[Records from a collection of figures]
--

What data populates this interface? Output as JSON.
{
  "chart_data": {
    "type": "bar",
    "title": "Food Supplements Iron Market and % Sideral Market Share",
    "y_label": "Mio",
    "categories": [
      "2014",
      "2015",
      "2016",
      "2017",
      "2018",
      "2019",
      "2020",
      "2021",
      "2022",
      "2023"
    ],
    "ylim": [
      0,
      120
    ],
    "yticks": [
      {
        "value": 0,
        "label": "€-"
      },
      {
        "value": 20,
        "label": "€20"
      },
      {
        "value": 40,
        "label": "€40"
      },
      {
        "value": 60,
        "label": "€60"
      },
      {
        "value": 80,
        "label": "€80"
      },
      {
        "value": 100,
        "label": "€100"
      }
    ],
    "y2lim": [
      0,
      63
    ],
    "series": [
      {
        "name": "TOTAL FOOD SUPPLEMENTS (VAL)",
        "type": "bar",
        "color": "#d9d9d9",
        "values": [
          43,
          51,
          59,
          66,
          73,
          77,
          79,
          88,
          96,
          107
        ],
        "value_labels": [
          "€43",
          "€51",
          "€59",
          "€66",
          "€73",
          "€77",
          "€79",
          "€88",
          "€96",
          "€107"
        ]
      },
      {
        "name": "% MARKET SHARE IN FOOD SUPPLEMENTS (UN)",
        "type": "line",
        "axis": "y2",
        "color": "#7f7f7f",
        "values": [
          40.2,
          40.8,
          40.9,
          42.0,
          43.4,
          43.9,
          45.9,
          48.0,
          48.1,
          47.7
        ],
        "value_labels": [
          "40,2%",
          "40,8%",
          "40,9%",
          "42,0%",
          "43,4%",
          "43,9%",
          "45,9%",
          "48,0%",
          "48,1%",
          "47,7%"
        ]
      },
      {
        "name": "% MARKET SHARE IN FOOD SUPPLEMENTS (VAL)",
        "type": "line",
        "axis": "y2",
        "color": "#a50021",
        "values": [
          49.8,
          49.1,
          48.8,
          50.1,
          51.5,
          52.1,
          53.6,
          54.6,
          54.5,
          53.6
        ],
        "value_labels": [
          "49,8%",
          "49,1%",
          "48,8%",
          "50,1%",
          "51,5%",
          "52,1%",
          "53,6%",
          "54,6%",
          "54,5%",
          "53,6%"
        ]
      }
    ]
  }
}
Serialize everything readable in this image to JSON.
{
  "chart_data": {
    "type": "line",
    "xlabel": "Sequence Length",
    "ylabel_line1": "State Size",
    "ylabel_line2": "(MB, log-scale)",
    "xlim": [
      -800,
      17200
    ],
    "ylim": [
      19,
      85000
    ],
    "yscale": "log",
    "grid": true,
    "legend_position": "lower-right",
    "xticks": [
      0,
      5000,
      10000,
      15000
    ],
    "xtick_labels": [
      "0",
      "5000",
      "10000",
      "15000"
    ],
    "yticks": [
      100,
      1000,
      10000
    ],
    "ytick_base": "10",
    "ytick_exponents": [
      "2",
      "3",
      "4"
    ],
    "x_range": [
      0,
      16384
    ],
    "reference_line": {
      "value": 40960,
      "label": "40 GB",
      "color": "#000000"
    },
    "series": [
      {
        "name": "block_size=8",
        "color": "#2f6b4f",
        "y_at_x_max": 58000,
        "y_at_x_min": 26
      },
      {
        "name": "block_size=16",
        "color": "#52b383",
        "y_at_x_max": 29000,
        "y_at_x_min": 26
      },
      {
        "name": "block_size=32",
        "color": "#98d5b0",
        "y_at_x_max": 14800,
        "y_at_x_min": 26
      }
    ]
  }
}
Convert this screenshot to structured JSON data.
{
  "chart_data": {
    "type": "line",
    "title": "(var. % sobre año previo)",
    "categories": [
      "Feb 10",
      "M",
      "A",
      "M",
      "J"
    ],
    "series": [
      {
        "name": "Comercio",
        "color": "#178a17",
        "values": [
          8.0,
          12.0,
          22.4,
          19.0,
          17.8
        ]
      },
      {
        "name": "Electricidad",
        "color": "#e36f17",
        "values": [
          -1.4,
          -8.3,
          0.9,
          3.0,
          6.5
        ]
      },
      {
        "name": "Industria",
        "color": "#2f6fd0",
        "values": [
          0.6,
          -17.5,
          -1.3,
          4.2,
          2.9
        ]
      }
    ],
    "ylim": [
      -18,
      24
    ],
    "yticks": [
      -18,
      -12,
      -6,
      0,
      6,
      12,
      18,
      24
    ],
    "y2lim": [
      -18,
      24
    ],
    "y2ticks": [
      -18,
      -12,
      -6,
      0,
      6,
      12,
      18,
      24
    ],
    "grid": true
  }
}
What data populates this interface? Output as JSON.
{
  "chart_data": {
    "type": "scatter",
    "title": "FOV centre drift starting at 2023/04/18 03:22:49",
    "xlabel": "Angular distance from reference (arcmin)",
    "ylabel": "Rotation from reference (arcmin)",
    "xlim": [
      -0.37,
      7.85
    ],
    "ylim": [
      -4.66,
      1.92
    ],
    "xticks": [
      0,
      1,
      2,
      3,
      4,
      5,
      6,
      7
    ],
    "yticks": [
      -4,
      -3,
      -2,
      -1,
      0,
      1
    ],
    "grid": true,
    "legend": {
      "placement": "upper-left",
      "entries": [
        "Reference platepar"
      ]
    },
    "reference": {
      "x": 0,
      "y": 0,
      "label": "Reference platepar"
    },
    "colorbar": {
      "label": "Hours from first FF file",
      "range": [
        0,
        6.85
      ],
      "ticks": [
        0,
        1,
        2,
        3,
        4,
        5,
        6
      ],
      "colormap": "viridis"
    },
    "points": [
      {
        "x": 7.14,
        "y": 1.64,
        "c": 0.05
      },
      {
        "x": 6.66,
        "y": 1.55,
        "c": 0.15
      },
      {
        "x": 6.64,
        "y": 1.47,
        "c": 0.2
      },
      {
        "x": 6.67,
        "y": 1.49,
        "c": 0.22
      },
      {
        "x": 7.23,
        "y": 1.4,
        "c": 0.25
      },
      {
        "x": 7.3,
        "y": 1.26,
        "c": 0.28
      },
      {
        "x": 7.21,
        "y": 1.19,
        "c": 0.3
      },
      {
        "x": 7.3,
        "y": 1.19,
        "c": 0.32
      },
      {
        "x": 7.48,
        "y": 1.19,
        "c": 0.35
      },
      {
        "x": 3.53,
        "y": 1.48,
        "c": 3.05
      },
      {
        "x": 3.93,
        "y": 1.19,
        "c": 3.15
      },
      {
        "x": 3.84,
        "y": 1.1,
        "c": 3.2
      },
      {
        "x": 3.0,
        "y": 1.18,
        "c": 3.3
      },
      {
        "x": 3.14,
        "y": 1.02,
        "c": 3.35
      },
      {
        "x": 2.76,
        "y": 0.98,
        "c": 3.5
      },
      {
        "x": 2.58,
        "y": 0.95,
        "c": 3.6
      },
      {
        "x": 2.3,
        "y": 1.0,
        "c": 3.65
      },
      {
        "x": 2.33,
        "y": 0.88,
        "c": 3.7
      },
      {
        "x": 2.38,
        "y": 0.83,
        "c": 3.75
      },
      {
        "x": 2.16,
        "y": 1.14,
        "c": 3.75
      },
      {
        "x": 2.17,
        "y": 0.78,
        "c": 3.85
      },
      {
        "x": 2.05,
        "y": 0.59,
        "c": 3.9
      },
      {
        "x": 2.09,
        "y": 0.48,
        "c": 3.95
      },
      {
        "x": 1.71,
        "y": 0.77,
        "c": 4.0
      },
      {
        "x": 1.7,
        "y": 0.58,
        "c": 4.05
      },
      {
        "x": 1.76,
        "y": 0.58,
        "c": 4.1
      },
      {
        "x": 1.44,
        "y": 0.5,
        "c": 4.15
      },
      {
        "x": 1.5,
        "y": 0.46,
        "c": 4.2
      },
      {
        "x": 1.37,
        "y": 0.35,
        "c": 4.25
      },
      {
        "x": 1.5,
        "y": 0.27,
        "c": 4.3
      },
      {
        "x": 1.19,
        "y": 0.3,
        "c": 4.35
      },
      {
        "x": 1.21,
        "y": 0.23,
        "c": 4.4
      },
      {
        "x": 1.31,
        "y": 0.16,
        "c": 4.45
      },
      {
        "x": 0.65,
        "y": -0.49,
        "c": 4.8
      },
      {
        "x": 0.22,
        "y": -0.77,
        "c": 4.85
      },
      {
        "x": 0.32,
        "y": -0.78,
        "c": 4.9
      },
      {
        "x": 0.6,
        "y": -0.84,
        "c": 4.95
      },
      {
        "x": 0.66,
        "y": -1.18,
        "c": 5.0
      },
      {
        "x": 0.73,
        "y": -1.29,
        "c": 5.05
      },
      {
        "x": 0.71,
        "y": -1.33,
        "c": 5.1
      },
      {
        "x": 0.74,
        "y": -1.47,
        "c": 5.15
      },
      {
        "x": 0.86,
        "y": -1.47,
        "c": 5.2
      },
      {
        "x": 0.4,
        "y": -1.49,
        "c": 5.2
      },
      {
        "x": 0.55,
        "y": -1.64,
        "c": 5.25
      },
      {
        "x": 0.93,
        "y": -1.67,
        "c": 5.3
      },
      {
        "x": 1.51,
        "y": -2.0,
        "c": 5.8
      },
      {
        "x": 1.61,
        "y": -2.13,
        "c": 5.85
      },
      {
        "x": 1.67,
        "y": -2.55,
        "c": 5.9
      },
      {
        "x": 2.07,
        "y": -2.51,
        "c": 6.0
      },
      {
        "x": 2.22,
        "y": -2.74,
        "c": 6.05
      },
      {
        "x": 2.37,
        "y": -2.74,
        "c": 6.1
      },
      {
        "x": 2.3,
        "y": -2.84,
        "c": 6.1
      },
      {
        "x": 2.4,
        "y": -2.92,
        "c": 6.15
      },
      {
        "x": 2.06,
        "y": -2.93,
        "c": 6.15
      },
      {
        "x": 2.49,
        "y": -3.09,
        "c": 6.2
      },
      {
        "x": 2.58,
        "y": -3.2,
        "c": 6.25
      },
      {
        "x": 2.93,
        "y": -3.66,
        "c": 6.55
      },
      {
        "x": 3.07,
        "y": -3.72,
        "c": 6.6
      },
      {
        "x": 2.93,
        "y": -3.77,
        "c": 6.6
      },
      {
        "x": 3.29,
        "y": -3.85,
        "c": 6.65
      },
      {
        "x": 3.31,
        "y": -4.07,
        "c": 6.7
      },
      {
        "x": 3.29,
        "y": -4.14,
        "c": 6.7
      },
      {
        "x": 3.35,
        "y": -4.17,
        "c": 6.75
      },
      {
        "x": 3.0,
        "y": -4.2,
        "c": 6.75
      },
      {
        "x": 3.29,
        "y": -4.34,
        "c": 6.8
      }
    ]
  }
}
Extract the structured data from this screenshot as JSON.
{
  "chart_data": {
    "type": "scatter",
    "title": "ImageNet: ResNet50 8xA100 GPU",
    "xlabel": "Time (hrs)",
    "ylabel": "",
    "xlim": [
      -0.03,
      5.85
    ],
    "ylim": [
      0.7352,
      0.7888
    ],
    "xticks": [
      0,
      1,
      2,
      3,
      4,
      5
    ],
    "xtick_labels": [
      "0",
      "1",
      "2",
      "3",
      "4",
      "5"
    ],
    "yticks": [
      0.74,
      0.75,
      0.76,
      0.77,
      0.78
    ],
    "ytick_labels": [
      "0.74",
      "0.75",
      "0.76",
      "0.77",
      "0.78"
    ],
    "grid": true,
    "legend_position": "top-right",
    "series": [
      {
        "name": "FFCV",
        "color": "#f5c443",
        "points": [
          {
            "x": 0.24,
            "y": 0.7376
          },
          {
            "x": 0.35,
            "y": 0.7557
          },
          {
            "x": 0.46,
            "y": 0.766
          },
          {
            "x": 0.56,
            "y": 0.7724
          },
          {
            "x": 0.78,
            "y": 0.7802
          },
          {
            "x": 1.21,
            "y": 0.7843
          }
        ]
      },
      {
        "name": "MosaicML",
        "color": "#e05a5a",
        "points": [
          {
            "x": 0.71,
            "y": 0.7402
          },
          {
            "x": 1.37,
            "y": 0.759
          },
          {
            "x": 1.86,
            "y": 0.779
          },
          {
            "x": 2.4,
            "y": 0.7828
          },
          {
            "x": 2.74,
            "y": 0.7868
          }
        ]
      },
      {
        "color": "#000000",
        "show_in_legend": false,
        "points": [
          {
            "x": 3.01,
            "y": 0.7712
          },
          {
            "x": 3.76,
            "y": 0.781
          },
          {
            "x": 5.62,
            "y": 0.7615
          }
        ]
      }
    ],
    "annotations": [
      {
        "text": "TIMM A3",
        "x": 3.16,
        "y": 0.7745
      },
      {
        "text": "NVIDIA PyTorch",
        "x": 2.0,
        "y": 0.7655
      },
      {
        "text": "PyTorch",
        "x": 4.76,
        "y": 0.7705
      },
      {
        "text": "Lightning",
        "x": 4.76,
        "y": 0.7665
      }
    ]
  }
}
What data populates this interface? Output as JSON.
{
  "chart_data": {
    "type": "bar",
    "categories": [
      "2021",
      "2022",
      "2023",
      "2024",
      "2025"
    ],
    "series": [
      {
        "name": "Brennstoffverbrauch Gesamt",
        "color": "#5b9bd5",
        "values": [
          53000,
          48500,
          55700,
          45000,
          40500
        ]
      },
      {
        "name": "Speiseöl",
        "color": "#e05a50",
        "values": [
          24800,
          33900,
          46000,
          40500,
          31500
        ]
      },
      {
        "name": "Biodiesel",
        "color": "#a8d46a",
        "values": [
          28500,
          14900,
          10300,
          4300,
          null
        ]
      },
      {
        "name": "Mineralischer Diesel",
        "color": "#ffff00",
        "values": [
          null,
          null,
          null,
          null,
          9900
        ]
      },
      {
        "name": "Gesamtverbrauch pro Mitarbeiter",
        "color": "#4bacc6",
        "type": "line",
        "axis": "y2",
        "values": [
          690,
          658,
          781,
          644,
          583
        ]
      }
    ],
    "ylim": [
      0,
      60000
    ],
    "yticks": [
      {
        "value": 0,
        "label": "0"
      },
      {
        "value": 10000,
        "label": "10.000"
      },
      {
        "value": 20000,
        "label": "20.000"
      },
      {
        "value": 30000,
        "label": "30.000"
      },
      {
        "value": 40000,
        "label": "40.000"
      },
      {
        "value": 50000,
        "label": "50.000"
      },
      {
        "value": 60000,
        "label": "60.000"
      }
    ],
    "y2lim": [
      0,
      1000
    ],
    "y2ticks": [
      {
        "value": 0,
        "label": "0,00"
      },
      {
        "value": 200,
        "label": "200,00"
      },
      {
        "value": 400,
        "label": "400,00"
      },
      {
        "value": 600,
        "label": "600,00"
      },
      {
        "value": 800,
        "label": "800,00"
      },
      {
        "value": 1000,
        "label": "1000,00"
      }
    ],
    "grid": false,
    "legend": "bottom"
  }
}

--

WRITTEN INSTRUCTION — Pull out every line of the entries that includes the word "structured".

RESPONSE FOR THIS EXERCISE —
Convert this screenshot to structured JSON data.
Extract the structured data from this screenshot as JSON.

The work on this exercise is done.